**Raw data:**
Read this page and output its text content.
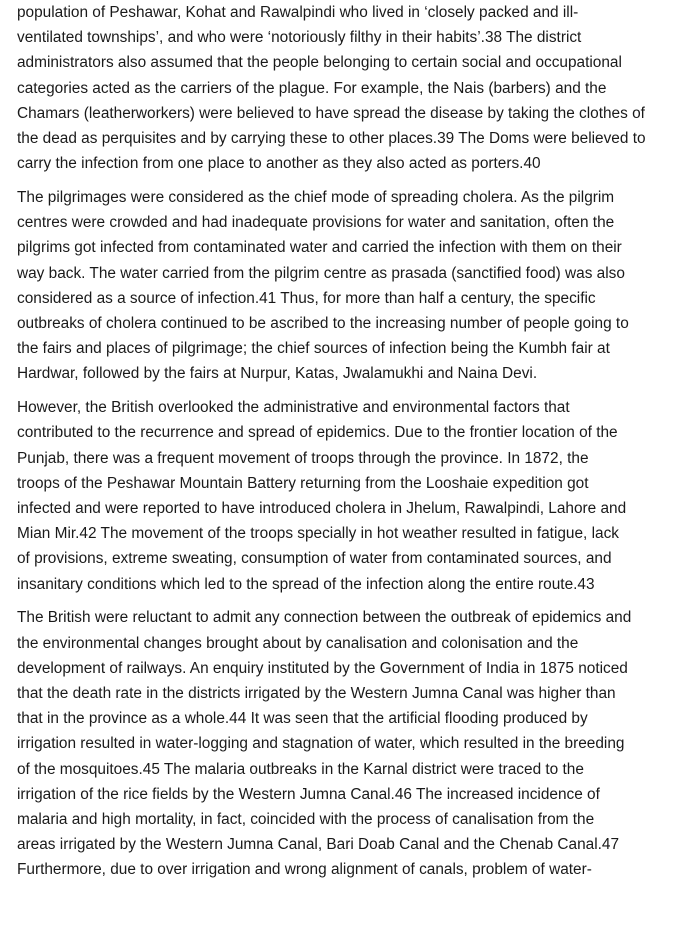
population of Peshawar, Kohat and Rawalpindi who lived in ‘closely packed and ill-
ventilated townships’, and who were ‘notoriously filthy in their habits’.38 The district
administrators also assumed that the people belonging to certain social and occupational
categories acted as the carriers of the plague. For example, the Nais (barbers) and the
Chamars (leatherworkers) were believed to have spread the disease by taking the clothes of
the dead as perquisites and by carrying these to other places.39 The Doms were believed to
carry the infection from one place to another as they also acted as porters.40

The pilgrimages were considered as the chief mode of spreading cholera. As the pilgrim
centres were crowded and had inadequate provisions for water and sanitation, often the
pilgrims got infected from contaminated water and carried the infection with them on their
way back. The water carried from the pilgrim centre as prasada (sanctified food) was also
considered as a source of infection.41 Thus, for more than half a century, the specific
outbreaks of cholera continued to be ascribed to the increasing number of people going to
the fairs and places of pilgrimage; the chief sources of infection being the Kumbh fair at
Hardwar, followed by the fairs at Nurpur, Katas, Jwalamukhi and Naina Devi.

However, the British overlooked the administrative and environmental factors that
contributed to the recurrence and spread of epidemics. Due to the frontier location of the
Punjab, there was a frequent movement of troops through the province. In 1872, the
troops of the Peshawar Mountain Battery returning from the Looshaie expedition got
infected and were reported to have introduced cholera in Jhelum, Rawalpindi, Lahore and
Mian Mir.42 The movement of the troops specially in hot weather resulted in fatigue, lack
of provisions, extreme sweating, consumption of water from contaminated sources, and
insanitary conditions which led to the spread of the infection along the entire route.43

The British were reluctant to admit any connection between the outbreak of epidemics and
the environmental changes brought about by canalisation and colonisation and the
development of railways. An enquiry instituted by the Government of India in 1875 noticed
that the death rate in the districts irrigated by the Western Jumna Canal was higher than
that in the province as a whole.44 It was seen that the artificial flooding produced by
irrigation resulted in water-logging and stagnation of water, which resulted in the breeding
of the mosquitoes.45 The malaria outbreaks in the Karnal district were traced to the
irrigation of the rice fields by the Western Jumna Canal.46 The increased incidence of
malaria and high mortality, in fact, coincided with the process of canalisation from the
areas irrigated by the Western Jumna Canal, Bari Doab Canal and the Chenab Canal.47
Furthermore, due to over irrigation and wrong alignment of canals, problem of water-
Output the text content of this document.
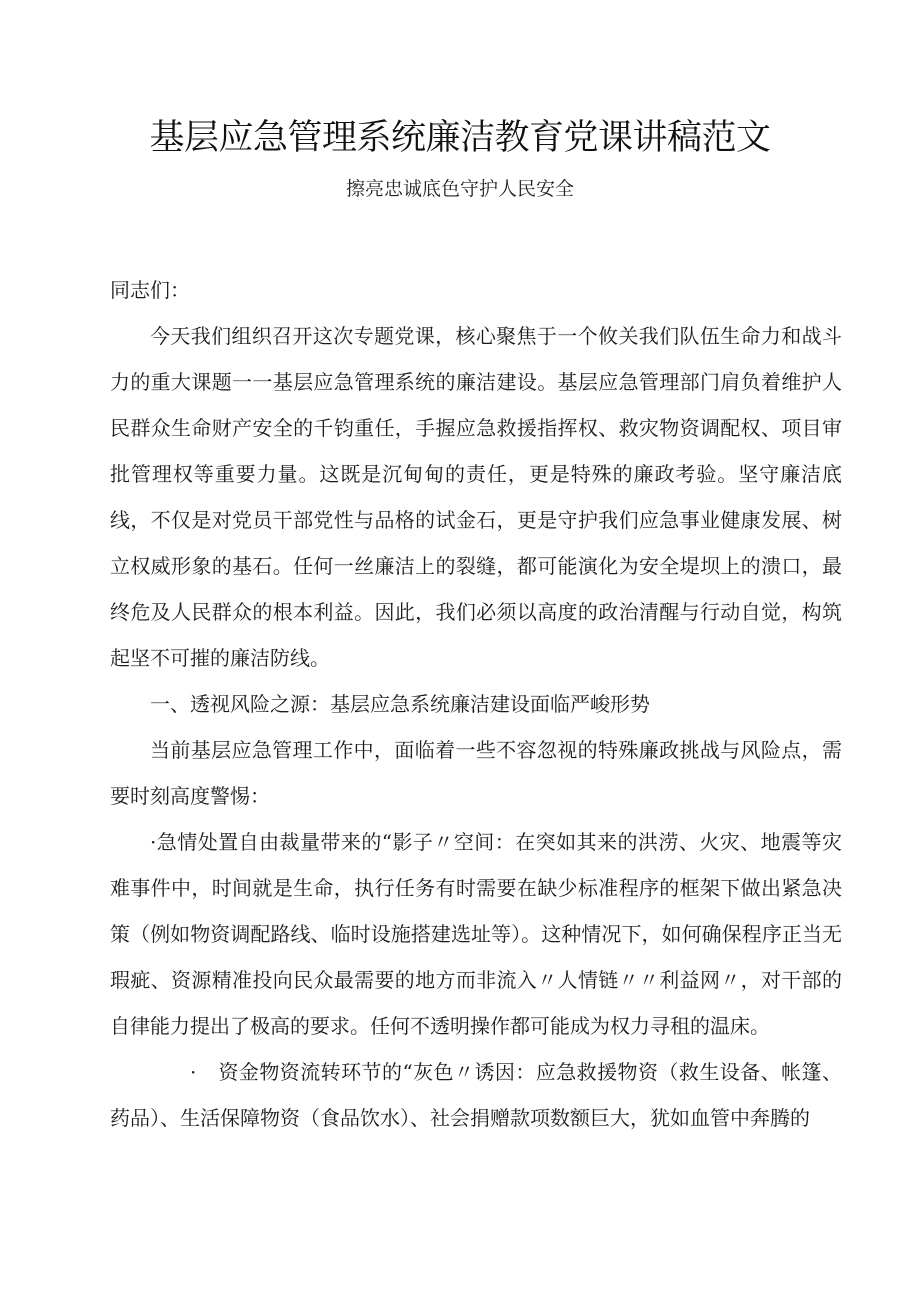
基层应急管理系统廉洁教育党课讲稿范文
擦亮忠诚底色守护人民安全

同志们：

今天我们组织召开这次专题党课，核心聚焦于一个攸关我们队伍生命力和战斗力的重大课题一一基层应急管理系统的廉洁建设。基层应急管理部门肩负着维护人民群众生命财产安全的千钧重任，手握应急救援指挥权、救灾物资调配权、项目审批管理权等重要力量。这既是沉甸甸的责任，更是特殊的廉政考验。坚守廉洁底线，不仅是对党员干部党性与品格的试金石，更是守护我们应急事业健康发展、树立权威形象的基石。任何一丝廉洁上的裂缝，都可能演化为安全堤坝上的溃口，最终危及人民群众的根本利益。因此，我们必须以高度的政治清醒与行动自觉，构筑起坚不可摧的廉洁防线。

一、透视风险之源：基层应急系统廉洁建设面临严峻形势

当前基层应急管理工作中，面临着一些不容忽视的特殊廉政挑战与风险点，需要时刻高度警惕：

·急情处置自由裁量带来的“影子〃空间：在突如其来的洪涝、火灾、地震等灾难事件中，时间就是生命，执行任务有时需要在缺少标准程序的框架下做出紧急决策（例如物资调配路线、临时设施搭建选址等）。这种情况下，如何确保程序正当无瑕疵、资源精准投向民众最需要的地方而非流入〃人情链〃〃利益网〃，对干部的自律能力提出了极高的要求。任何不透明操作都可能成为权力寻租的温床。

· 资金物资流转环节的“灰色〃诱因：应急救援物资（救生设备、帐篷、药品）、生活保障物资（食品饮水）、社会捐赠款项数额巨大，犹如血管中奔腾的
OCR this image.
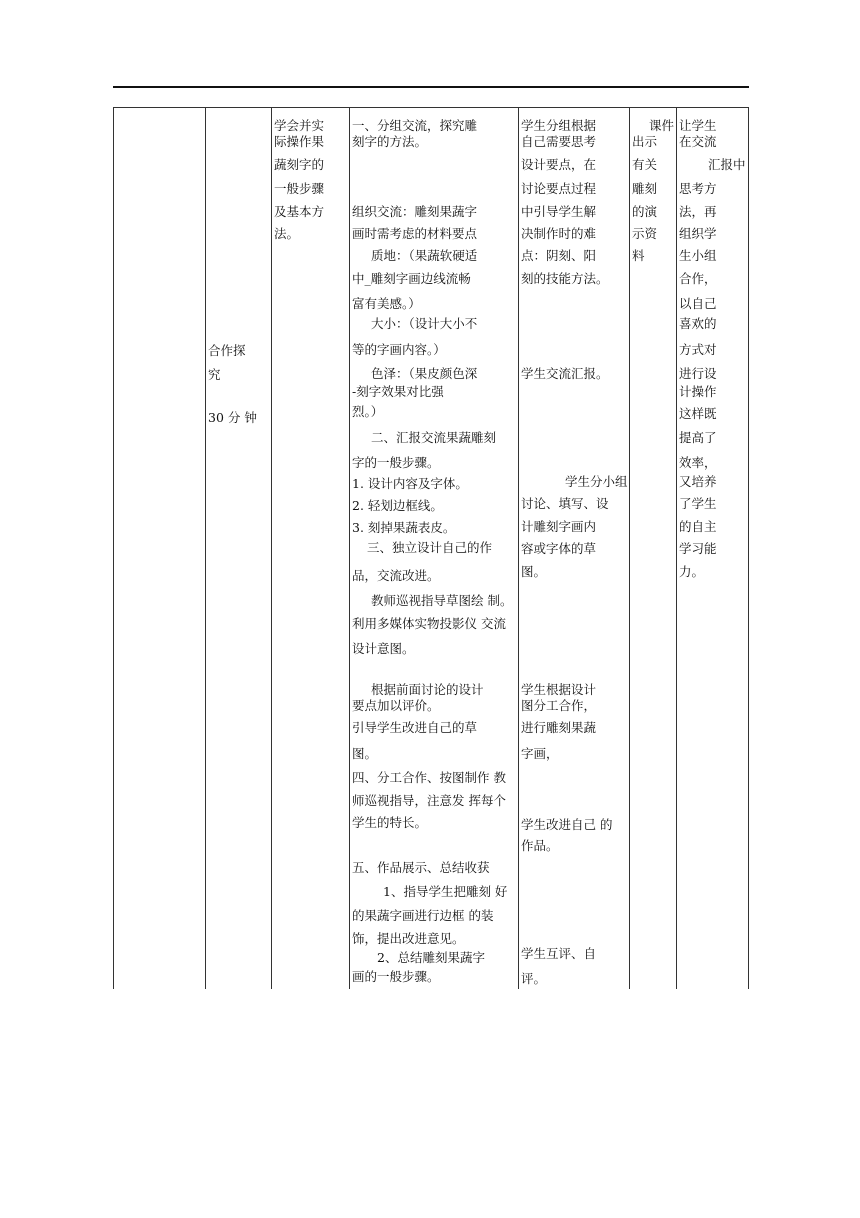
学会并实
际操作果
蔬刻字的
一般步骤
及基本方
法。
合作探
究
30 分 钟
一、分组交流，探究雕
刻字的方法。
组织交流：雕刻果蔬字
画时需考虑的材料要点
质地：（果蔬软硬适
中_雕刻字画边线流畅
富有美感。）
大小：（设计大小不
等的字画内容。）
色泽：（果皮颜色深
-刻字效果对比强
烈。）
二、汇报交流果蔬雕刻
字的一般步骤。
1. 设计内容及字体。
2. 轻划边框线。
3. 刻掉果蔬表皮。
三、独立设计自己的作
品，交流改进。
教师巡视指导草图绘 制。
利用多媒体实物投影仪 交流
设计意图。
根据前面讨论的设计
要点加以评价。
引导学生改进自己的草
图。
四、分工合作、按图制作 教
师巡视指导，注意发 挥每个
学生的特长。
五、作品展示、总结收获
1、指导学生把雕刻 好
的果蔬字画进行边框 的装
饰，提出改进意见。
2、总结雕刻果蔬字
画的一般步骤。
学生分组根据
自己需要思考
设计要点，在
讨论要点过程
中引导学生解
决制作时的难
点：阴刻、阳
刻的技能方法。
学生交流汇报。
学生分小组
讨论、填写、设
计雕刻字画内
容或字体的草
图。
学生根据设计
图分工合作，
进行雕刻果蔬
字画，
学生改进自己 的
作品。
学生互评、自
评。
课件
出示
有关
雕刻
的演
示资
料
让学生
在交流
汇报中
思考方
法，再
组织学
生小组
合作，
以自己
喜欢的
方式对
进行设
计操作
这样既
提高了
效率，
又培养
了学生
的自主
学习能
力。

**Given instruction:** Give the data above again in full and unchanged, skipping the pictures.

**Answer to the task:**
Read this page and output its text content.
population of Peshawar, Kohat and Rawalpindi who lived in ‘closely packed and ill-
ventilated townships’, and who were ‘notoriously filthy in their habits’.38 The district
administrators also assumed that the people belonging to certain social and occupational
categories acted as the carriers of the plague. For example, the Nais (barbers) and the
Chamars (leatherworkers) were believed to have spread the disease by taking the clothes of
the dead as perquisites and by carrying these to other places.39 The Doms were believed to
carry the infection from one place to another as they also acted as porters.40

The pilgrimages were considered as the chief mode of spreading cholera. As the pilgrim
centres were crowded and had inadequate provisions for water and sanitation, often the
pilgrims got infected from contaminated water and carried the infection with them on their
way back. The water carried from the pilgrim centre as prasada (sanctified food) was also
considered as a source of infection.41 Thus, for more than half a century, the specific
outbreaks of cholera continued to be ascribed to the increasing number of people going to
the fairs and places of pilgrimage; the chief sources of infection being the Kumbh fair at
Hardwar, followed by the fairs at Nurpur, Katas, Jwalamukhi and Naina Devi.

However, the British overlooked the administrative and environmental factors that
contributed to the recurrence and spread of epidemics. Due to the frontier location of the
Punjab, there was a frequent movement of troops through the province. In 1872, the
troops of the Peshawar Mountain Battery returning from the Looshaie expedition got
infected and were reported to have introduced cholera in Jhelum, Rawalpindi, Lahore and
Mian Mir.42 The movement of the troops specially in hot weather resulted in fatigue, lack
of provisions, extreme sweating, consumption of water from contaminated sources, and
insanitary conditions which led to the spread of the infection along the entire route.43

The British were reluctant to admit any connection between the outbreak of epidemics and
the environmental changes brought about by canalisation and colonisation and the
development of railways. An enquiry instituted by the Government of India in 1875 noticed
that the death rate in the districts irrigated by the Western Jumna Canal was higher than
that in the province as a whole.44 It was seen that the artificial flooding produced by
irrigation resulted in water-logging and stagnation of water, which resulted in the breeding
of the mosquitoes.45 The malaria outbreaks in the Karnal district were traced to the
irrigation of the rice fields by the Western Jumna Canal.46 The increased incidence of
malaria and high mortality, in fact, coincided with the process of canalisation from the
areas irrigated by the Western Jumna Canal, Bari Doab Canal and the Chenab Canal.47
Furthermore, due to over irrigation and wrong alignment of canals, problem of water-
Output the text content of this document.
基层应急管理系统廉洁教育党课讲稿范文
擦亮忠诚底色守护人民安全

同志们：

今天我们组织召开这次专题党课，核心聚焦于一个攸关我们队伍生命力和战斗力的重大课题一一基层应急管理系统的廉洁建设。基层应急管理部门肩负着维护人民群众生命财产安全的千钧重任，手握应急救援指挥权、救灾物资调配权、项目审批管理权等重要力量。这既是沉甸甸的责任，更是特殊的廉政考验。坚守廉洁底线，不仅是对党员干部党性与品格的试金石，更是守护我们应急事业健康发展、树立权威形象的基石。任何一丝廉洁上的裂缝，都可能演化为安全堤坝上的溃口，最终危及人民群众的根本利益。因此，我们必须以高度的政治清醒与行动自觉，构筑起坚不可摧的廉洁防线。

一、透视风险之源：基层应急系统廉洁建设面临严峻形势

当前基层应急管理工作中，面临着一些不容忽视的特殊廉政挑战与风险点，需要时刻高度警惕：

·急情处置自由裁量带来的“影子〃空间：在突如其来的洪涝、火灾、地震等灾难事件中，时间就是生命，执行任务有时需要在缺少标准程序的框架下做出紧急决策（例如物资调配路线、临时设施搭建选址等）。这种情况下，如何确保程序正当无瑕疵、资源精准投向民众最需要的地方而非流入〃人情链〃〃利益网〃，对干部的自律能力提出了极高的要求。任何不透明操作都可能成为权力寻租的温床。

· 资金物资流转环节的“灰色〃诱因：应急救援物资（救生设备、帐篷、药品）、生活保障物资（食品饮水）、社会捐赠款项数额巨大，犹如血管中奔腾的
OCR this image.
学会并实
际操作果
蔬刻字的
一般步骤
及基本方
法。
合作探
究
30 分 钟
一、分组交流，探究雕
刻字的方法。
组织交流：雕刻果蔬字
画时需考虑的材料要点
质地：（果蔬软硬适
中_雕刻字画边线流畅
富有美感。）
大小：（设计大小不
等的字画内容。）
色泽：（果皮颜色深
-刻字效果对比强
烈。）
二、汇报交流果蔬雕刻
字的一般步骤。
1. 设计内容及字体。
2. 轻划边框线。
3. 刻掉果蔬表皮。
三、独立设计自己的作
品，交流改进。
教师巡视指导草图绘 制。
利用多媒体实物投影仪 交流
设计意图。
根据前面讨论的设计
要点加以评价。
引导学生改进自己的草
图。
四、分工合作、按图制作 教
师巡视指导，注意发 挥每个
学生的特长。
五、作品展示、总结收获
1、指导学生把雕刻 好
的果蔬字画进行边框 的装
饰，提出改进意见。
2、总结雕刻果蔬字
画的一般步骤。
学生分组根据
自己需要思考
设计要点，在
讨论要点过程
中引导学生解
决制作时的难
点：阴刻、阳
刻的技能方法。
学生交流汇报。
学生分小组
讨论、填写、设
计雕刻字画内
容或字体的草
图。
学生根据设计
图分工合作，
进行雕刻果蔬
字画，
学生改进自己 的
作品。
学生互评、自
评。
课件
出示
有关
雕刻
的演
示资
料
让学生
在交流
汇报中
思考方
法，再
组织学
生小组
合作，
以自己
喜欢的
方式对
进行设
计操作
这样既
提高了
效率，
又培养
了学生
的自主
学习能
力。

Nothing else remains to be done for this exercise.